26 février 2001 Dans la mare
Hier nous assistions, ici à Montréal, au combat de l’hiver et du printemps : il neigeait encore d’une petite neige fine, presque trop fine, je dirais même une petite neige timide sans grande conviction. Dans les heures qui suivaient, c’était la pluie sous un ciel gris! Derrière les murs et les portes closes, j’imagine des gens qui pleurent aussi du blues de l’hiver … Pour moi, on a la déprime de l’hiver quand on ne se comprend plus! Quoi faire? Que faire? Il pleut ou il neige? Je me couvre ou me découvre? À force de devoir s’adapter comme une girouette, on perd le nord et on ne se comprend plus! Avant-hier il faisait un temps magnifique sous le ciel bleu, hier, un temps de déluge sous un plafond bas. Aujourd’hui, c’est un lundi de somnambule pour canards braves! Eh oui, la neige sur les bords des trottoirs a fondu beaucoup, causant des accumulations d’eau … et des mares si étendues que j’ai renoncées à enjamber ou contourner. Alors je barbotte, avec la satisfaction de constater que mes bottes sont vraiment imperméables et la consternation devant les cernes blanches de sel qui auréolent le bas de mes pantalons.
Tout ce qui précède, c’est pour vous avouer que moi aussi, j’étais songeuse samedi, déprimée dimanche et … en réveil progressif lundi ! Au moins, je constate que je ne suis que dans la mare jusqu’aux chevilles, non pas dans le gouffre jusqu’au cou!
------------------------------------------------------------
Extrayez du texte « Dans la mare » le passage qui va de « Tout ce qui » jusqu'à « gouffre jusqu’au cou! » inclus, sans rien y changer. Appuyez-vous seulement sur le texte « Dans la mare ».
------------------------------------------------------------
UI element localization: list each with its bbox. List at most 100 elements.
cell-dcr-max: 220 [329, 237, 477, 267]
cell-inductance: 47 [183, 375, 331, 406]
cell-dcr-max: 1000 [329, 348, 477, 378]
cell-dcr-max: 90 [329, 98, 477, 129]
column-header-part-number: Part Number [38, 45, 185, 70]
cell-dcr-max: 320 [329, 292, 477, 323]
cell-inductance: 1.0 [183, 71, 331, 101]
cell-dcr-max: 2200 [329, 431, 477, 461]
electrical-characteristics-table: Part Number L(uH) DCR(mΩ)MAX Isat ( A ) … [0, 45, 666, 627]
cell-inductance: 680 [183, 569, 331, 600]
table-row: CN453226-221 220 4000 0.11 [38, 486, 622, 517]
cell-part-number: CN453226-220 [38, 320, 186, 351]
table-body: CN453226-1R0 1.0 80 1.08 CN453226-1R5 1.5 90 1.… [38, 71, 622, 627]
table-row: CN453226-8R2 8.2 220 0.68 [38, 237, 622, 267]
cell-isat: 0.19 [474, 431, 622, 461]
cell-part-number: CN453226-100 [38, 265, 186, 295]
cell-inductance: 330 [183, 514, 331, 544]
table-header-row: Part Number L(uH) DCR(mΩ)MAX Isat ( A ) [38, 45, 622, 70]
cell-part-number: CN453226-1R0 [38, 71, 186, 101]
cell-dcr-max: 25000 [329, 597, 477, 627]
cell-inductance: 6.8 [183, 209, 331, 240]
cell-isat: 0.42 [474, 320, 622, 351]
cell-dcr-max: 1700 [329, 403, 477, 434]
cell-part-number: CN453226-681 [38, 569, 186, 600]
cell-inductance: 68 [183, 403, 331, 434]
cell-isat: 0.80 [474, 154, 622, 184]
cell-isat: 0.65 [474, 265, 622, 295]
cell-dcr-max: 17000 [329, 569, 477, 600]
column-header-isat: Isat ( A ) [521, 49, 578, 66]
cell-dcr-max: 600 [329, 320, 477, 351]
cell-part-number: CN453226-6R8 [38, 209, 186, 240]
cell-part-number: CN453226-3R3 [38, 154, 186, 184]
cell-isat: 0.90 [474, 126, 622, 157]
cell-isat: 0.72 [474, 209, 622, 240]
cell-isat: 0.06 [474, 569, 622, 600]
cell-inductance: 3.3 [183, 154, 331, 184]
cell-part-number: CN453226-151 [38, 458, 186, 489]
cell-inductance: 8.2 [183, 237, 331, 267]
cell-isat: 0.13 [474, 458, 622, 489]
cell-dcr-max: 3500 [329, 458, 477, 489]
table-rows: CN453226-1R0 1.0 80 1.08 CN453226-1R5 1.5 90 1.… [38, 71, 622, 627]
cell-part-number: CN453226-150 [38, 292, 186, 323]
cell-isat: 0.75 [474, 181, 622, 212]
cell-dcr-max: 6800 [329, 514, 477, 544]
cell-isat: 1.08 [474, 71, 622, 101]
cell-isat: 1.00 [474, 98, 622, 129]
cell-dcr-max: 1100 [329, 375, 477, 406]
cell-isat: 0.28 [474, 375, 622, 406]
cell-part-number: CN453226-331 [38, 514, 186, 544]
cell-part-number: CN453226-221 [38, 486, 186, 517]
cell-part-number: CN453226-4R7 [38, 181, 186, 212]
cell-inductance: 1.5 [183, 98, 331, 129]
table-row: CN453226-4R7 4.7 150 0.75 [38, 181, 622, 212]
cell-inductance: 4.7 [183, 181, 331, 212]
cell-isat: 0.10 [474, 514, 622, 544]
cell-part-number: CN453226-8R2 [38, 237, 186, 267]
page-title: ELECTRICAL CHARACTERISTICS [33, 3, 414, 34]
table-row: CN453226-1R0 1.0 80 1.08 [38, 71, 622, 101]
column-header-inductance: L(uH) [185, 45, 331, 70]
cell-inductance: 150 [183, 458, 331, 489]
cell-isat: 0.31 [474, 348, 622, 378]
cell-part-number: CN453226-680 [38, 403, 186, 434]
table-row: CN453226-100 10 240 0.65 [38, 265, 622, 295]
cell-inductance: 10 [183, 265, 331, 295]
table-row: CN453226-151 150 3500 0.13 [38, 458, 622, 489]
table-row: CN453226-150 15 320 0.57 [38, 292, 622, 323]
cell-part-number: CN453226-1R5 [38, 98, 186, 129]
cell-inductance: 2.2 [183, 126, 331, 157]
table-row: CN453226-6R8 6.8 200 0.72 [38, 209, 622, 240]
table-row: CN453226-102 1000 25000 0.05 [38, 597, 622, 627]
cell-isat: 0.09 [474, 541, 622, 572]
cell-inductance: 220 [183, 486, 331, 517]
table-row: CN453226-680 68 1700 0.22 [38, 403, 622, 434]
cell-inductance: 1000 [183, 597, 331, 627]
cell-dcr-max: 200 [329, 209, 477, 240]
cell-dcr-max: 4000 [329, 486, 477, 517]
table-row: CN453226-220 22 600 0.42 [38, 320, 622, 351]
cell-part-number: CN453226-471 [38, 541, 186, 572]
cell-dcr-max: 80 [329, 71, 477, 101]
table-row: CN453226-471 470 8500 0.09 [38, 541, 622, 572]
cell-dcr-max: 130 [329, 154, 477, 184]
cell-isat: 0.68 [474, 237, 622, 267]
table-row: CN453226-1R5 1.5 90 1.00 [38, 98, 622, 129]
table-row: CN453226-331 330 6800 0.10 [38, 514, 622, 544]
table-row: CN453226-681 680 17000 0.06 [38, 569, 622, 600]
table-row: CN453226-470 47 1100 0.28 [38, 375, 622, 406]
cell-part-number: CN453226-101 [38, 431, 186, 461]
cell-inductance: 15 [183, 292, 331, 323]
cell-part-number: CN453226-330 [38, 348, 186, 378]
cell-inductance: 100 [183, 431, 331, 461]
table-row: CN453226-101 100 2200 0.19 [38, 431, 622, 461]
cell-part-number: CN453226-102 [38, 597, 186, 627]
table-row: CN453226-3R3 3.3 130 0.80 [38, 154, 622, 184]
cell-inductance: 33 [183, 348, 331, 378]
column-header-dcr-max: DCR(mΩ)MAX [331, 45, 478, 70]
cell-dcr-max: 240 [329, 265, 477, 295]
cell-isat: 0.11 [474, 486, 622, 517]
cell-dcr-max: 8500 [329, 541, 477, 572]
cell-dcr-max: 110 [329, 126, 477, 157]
------------------------------------------------------------
**CORRIGÉ**:
Tout ce qui précède, c’est pour vous avouer que moi aussi, j’étais songeuse samedi, déprimée dimanche et … en réveil progressif lundi ! Au moins, je constate que je ne suis que dans la mare jusqu’aux chevilles, non pas dans le gouffre jusqu’au cou!